◆ **JOB**
Make an exact copy of each entry, leaving out every picture.

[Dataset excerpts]
** Start **

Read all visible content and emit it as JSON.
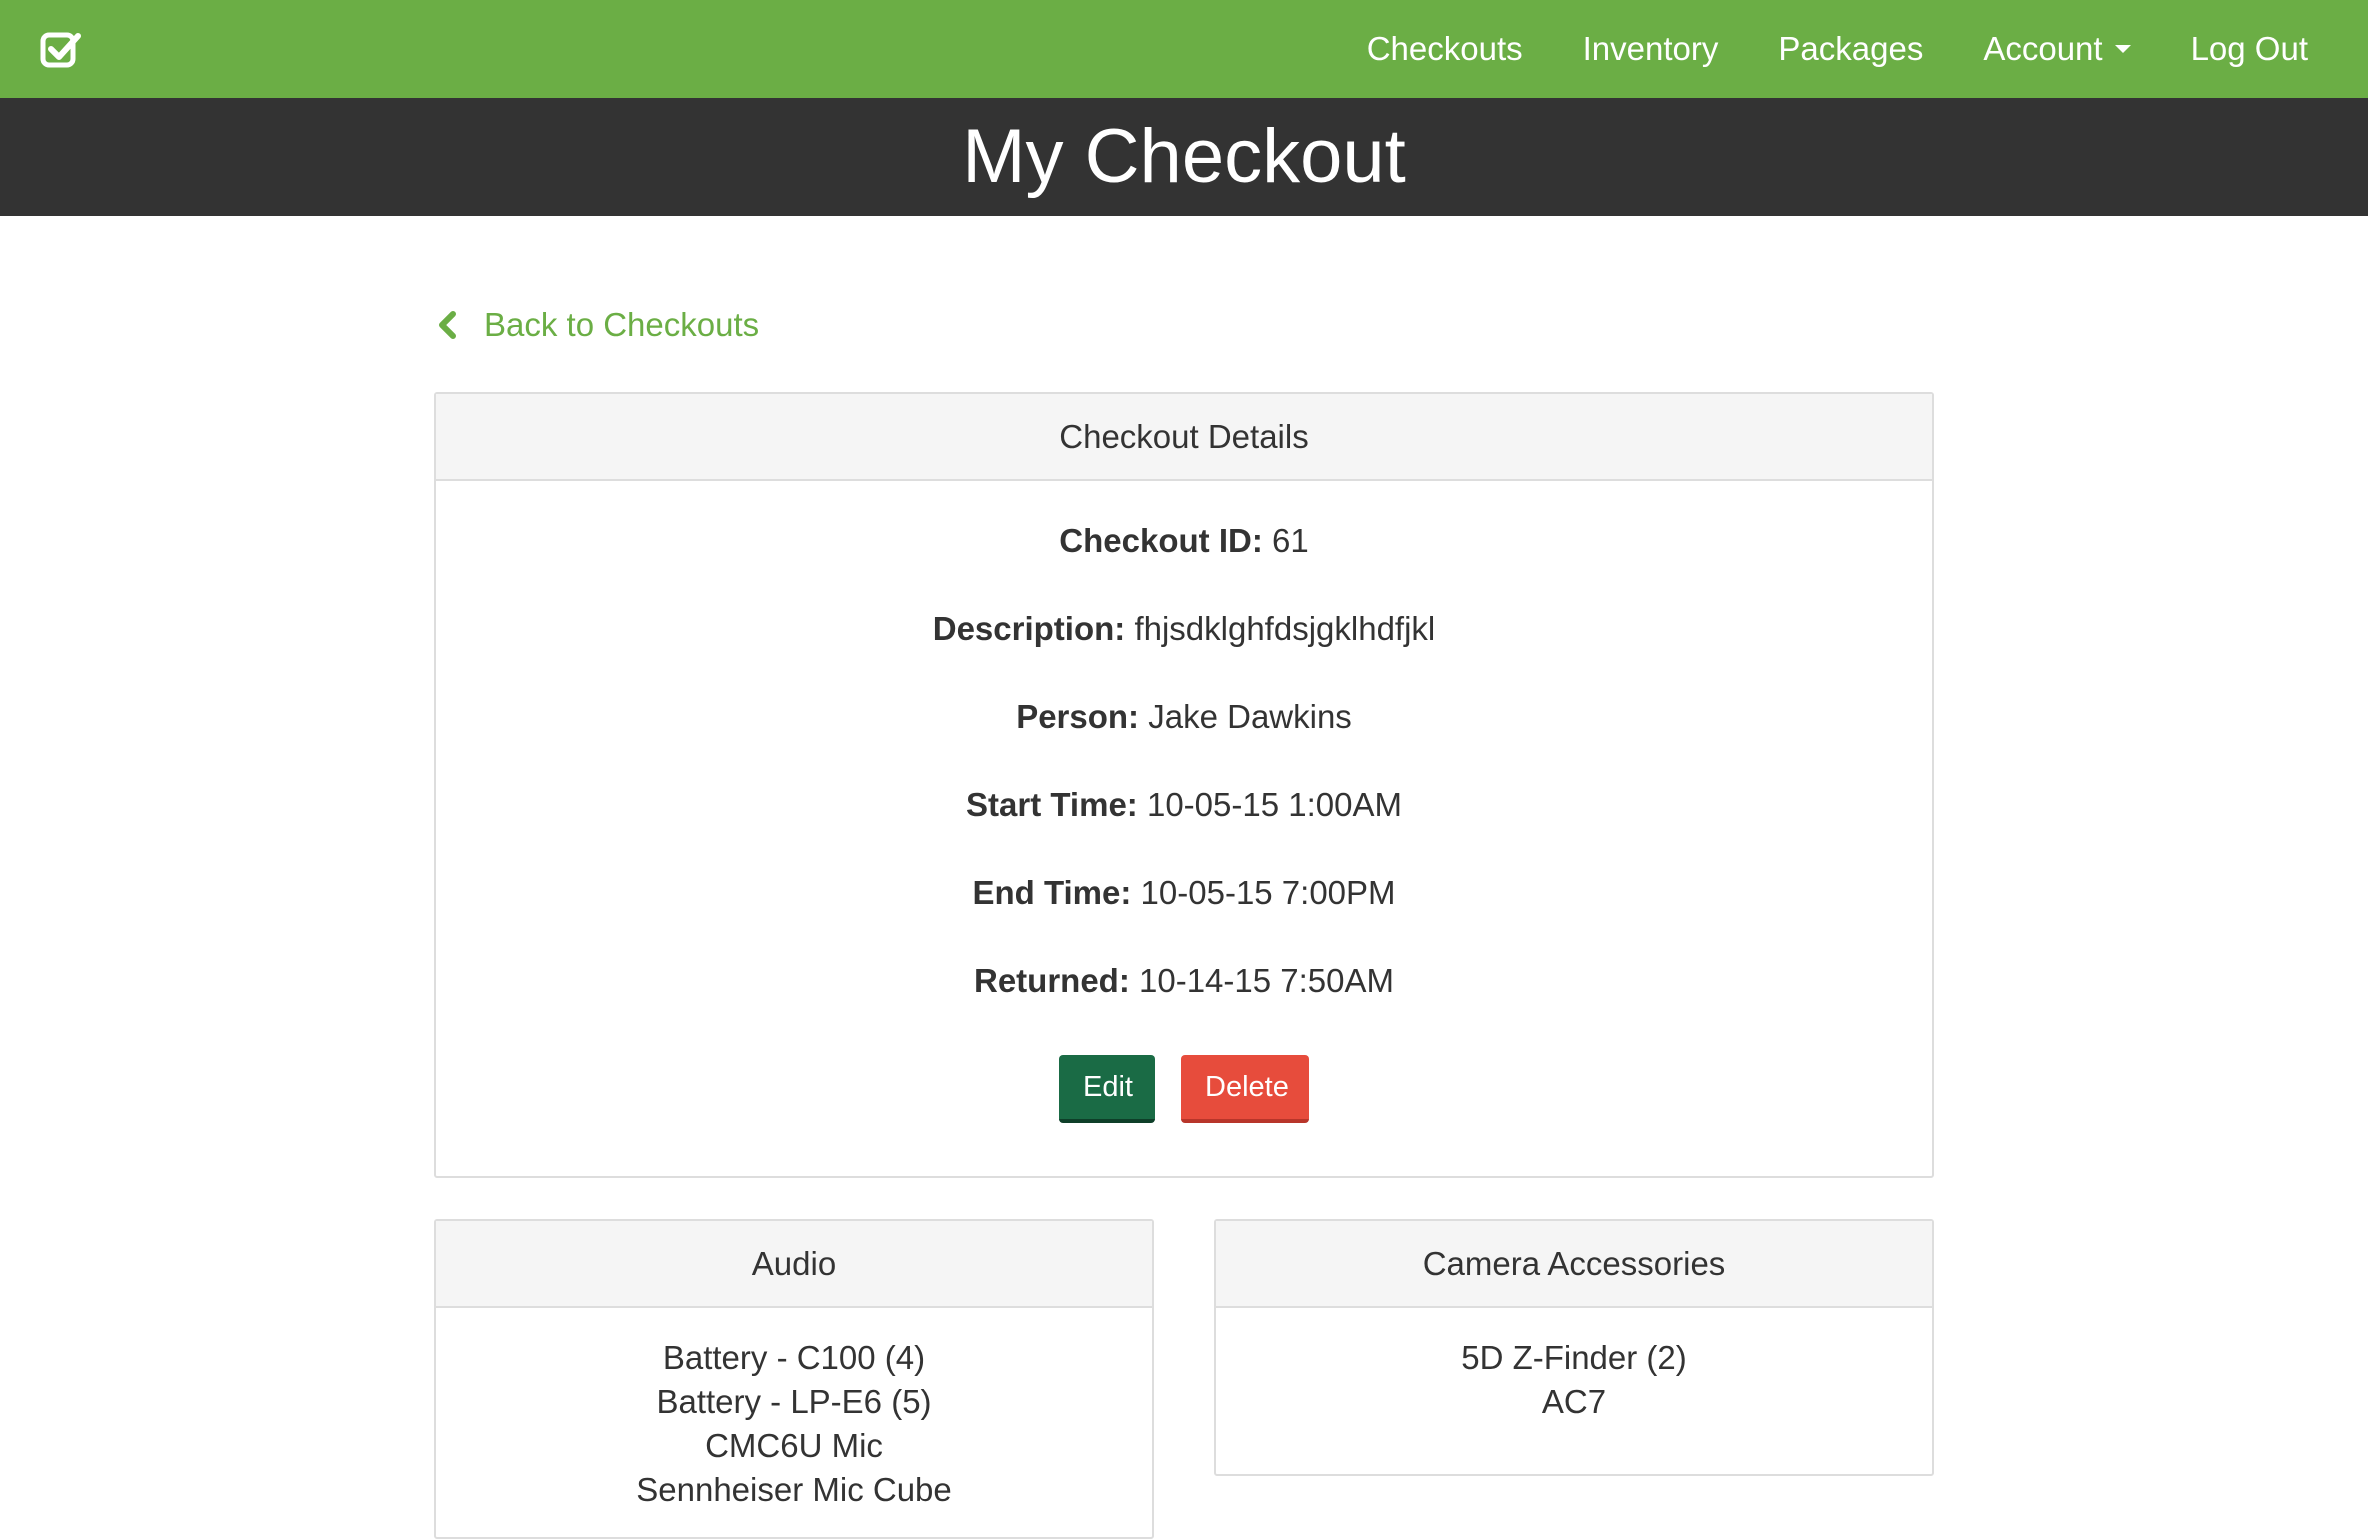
{
  "nav": {
    "brand_icon": "checkbox-check-icon",
    "links": [
      "Checkouts",
      "Inventory",
      "Packages",
      "Account",
      "Log Out"
    ]
  },
  "page_title": "My Checkout",
  "back_link": "Back to Checkouts",
  "details": {
    "heading": "Checkout Details",
    "fields": [
      {
        "label": "Checkout ID:",
        "value": "61"
      },
      {
        "label": "Description:",
        "value": "fhjsdklghfdsjgklhdfjkl"
      },
      {
        "label": "Person:",
        "value": "Jake Dawkins"
      },
      {
        "label": "Start Time:",
        "value": "10-05-15 1:00AM"
      },
      {
        "label": "End Time:",
        "value": "10-05-15 7:00PM"
      },
      {
        "label": "Returned:",
        "value": "10-14-15 7:50AM"
      }
    ],
    "edit_label": "Edit",
    "delete_label": "Delete"
  },
  "audio": {
    "heading": "Audio",
    "items": [
      "Battery - C100 (4)",
      "Battery - LP-E6 (5)",
      "CMC6U Mic",
      "Sennheiser Mic Cube"
    ]
  },
  "camera": {
    "heading": "Camera Accessories",
    "items": [
      "5D Z-Finder (2)",
      "AC7"
    ]
  },
  "colors": {
    "navbar": "#6bae45",
    "title_band": "#333333",
    "edit_button": "#1a6b45",
    "delete_button": "#e74c3c"
  }
}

** End **

◆ **EXERCISE OUTPUT**
Read all visible content and emit it as JSON.
{
  "nav": {
    "brand_icon": "checkbox-check-icon",
    "links": [
      "Checkouts",
      "Inventory",
      "Packages",
      "Account",
      "Log Out"
    ]
  },
  "page_title": "My Checkout",
  "back_link": "Back to Checkouts",
  "details": {
    "heading": "Checkout Details",
    "fields": [
      {
        "label": "Checkout ID:",
        "value": "61"
      },
      {
        "label": "Description:",
        "value": "fhjsdklghfdsjgklhdfjkl"
      },
      {
        "label": "Person:",
        "value": "Jake Dawkins"
      },
      {
        "label": "Start Time:",
        "value": "10-05-15 1:00AM"
      },
      {
        "label": "End Time:",
        "value": "10-05-15 7:00PM"
      },
      {
        "label": "Returned:",
        "value": "10-14-15 7:50AM"
      }
    ],
    "edit_label": "Edit",
    "delete_label": "Delete"
  },
  "audio": {
    "heading": "Audio",
    "items": [
      "Battery - C100 (4)",
      "Battery - LP-E6 (5)",
      "CMC6U Mic",
      "Sennheiser Mic Cube"
    ]
  },
  "camera": {
    "heading": "Camera Accessories",
    "items": [
      "5D Z-Finder (2)",
      "AC7"
    ]
  },
  "colors": {
    "navbar": "#6bae45",
    "title_band": "#333333",
    "edit_button": "#1a6b45",
    "delete_button": "#e74c3c"
  }
}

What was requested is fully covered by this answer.